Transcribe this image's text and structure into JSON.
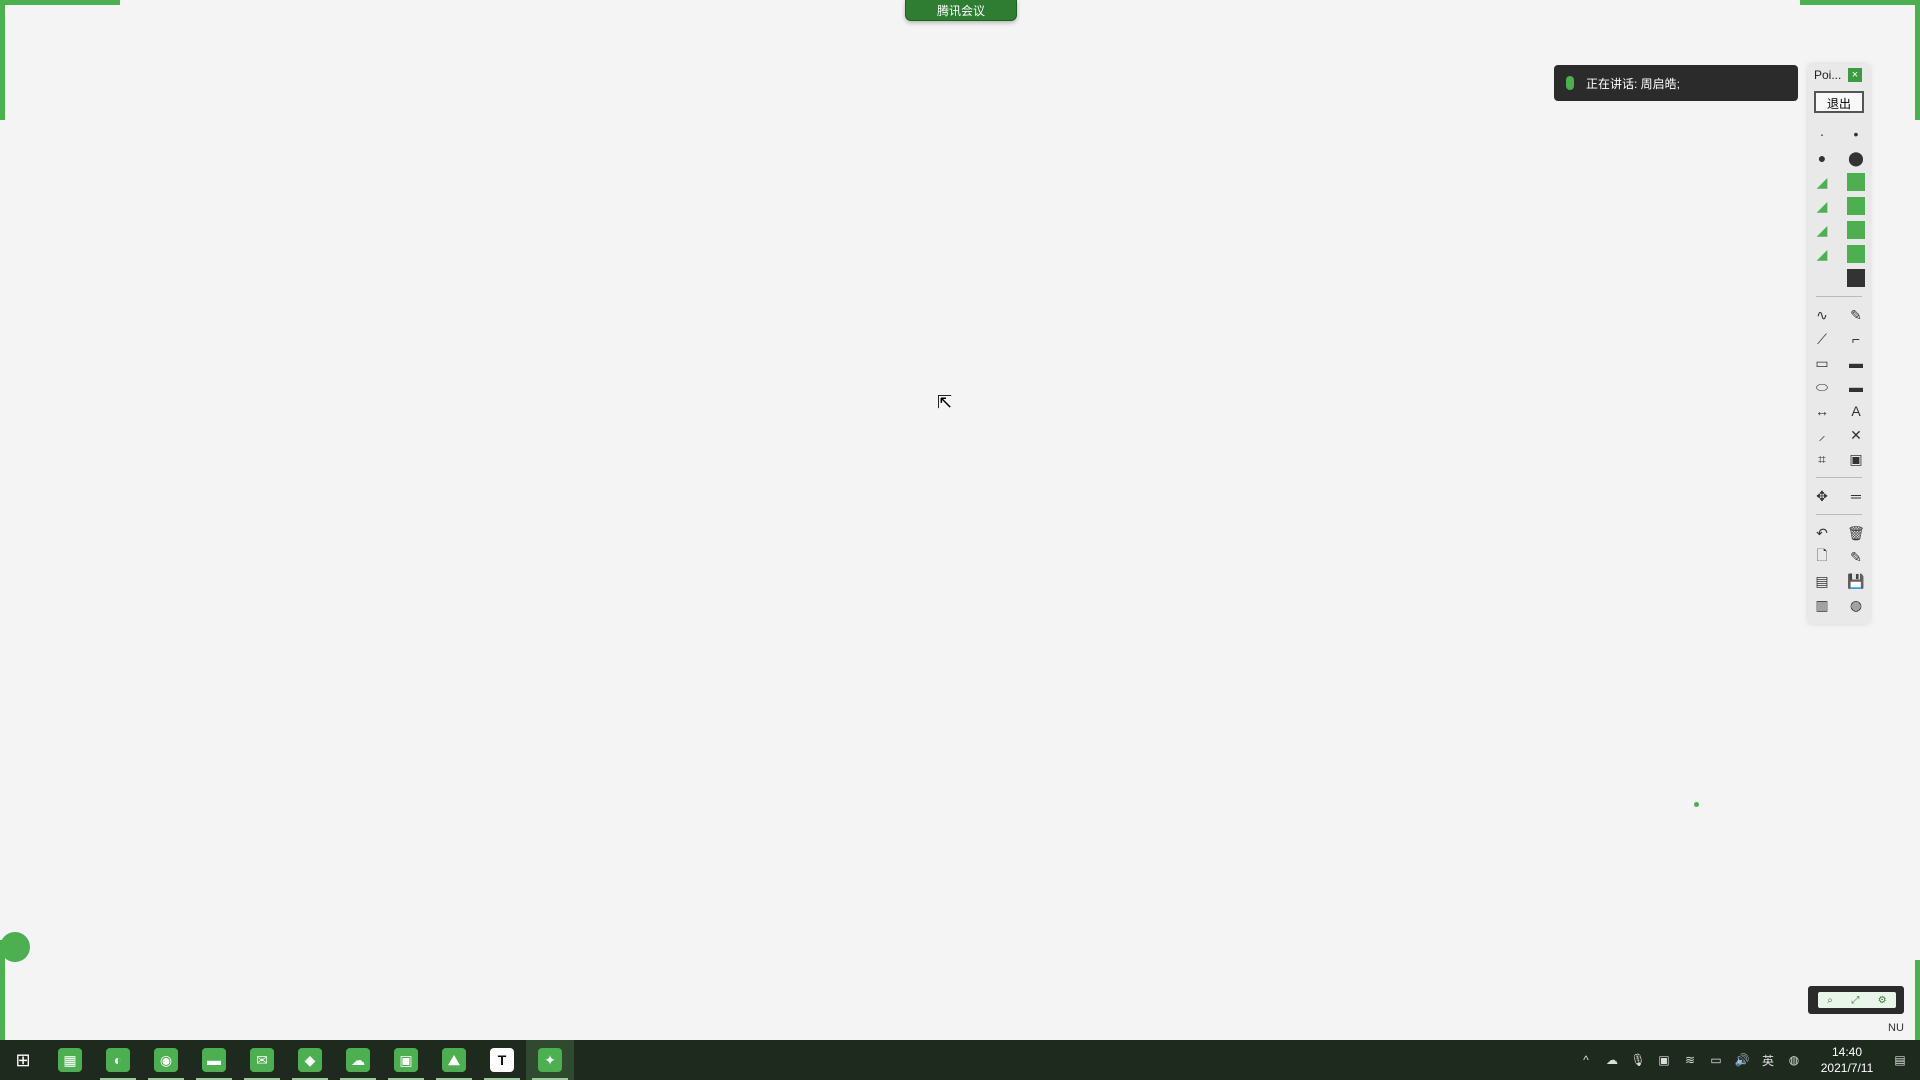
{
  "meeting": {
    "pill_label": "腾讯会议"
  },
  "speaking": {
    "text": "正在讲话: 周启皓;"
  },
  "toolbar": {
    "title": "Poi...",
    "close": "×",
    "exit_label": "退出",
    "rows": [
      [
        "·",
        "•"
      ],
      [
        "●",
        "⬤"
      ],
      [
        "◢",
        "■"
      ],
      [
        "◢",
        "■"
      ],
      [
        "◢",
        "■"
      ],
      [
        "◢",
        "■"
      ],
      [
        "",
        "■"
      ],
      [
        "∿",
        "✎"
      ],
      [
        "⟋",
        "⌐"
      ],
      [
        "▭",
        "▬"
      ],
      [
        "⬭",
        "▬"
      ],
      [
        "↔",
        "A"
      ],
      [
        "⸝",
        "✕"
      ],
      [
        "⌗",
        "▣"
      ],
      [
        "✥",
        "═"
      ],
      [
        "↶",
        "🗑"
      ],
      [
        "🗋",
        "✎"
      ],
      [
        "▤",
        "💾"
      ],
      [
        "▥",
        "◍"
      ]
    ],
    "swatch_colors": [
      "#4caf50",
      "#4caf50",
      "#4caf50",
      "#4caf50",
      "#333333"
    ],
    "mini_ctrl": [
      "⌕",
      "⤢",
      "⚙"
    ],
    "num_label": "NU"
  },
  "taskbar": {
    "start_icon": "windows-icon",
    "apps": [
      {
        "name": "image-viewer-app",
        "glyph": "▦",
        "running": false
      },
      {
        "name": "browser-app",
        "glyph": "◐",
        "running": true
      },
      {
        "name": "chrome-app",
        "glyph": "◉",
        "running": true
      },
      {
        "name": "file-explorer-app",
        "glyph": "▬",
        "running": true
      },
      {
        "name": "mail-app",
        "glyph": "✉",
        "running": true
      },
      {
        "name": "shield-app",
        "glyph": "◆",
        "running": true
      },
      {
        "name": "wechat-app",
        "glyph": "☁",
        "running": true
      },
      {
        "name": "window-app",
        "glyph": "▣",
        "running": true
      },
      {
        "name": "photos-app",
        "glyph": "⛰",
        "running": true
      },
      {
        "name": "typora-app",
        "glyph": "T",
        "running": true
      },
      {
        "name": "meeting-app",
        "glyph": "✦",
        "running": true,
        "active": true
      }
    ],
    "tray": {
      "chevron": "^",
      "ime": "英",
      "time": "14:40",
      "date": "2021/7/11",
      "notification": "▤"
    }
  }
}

** TASK DIRECTIONS **
For each line of the entries that includes "name", show that line.

** RESULT BELOW **
        "name": "image-viewer-app",
        "name": "browser-app",
        "name": "chrome-app",
        "name": "file-explorer-app",
        "name": "mail-app",
        "name": "shield-app",
        "name": "wechat-app",
        "name": "window-app",
        "name": "photos-app",
        "name": "typora-app",
        "name": "meeting-app",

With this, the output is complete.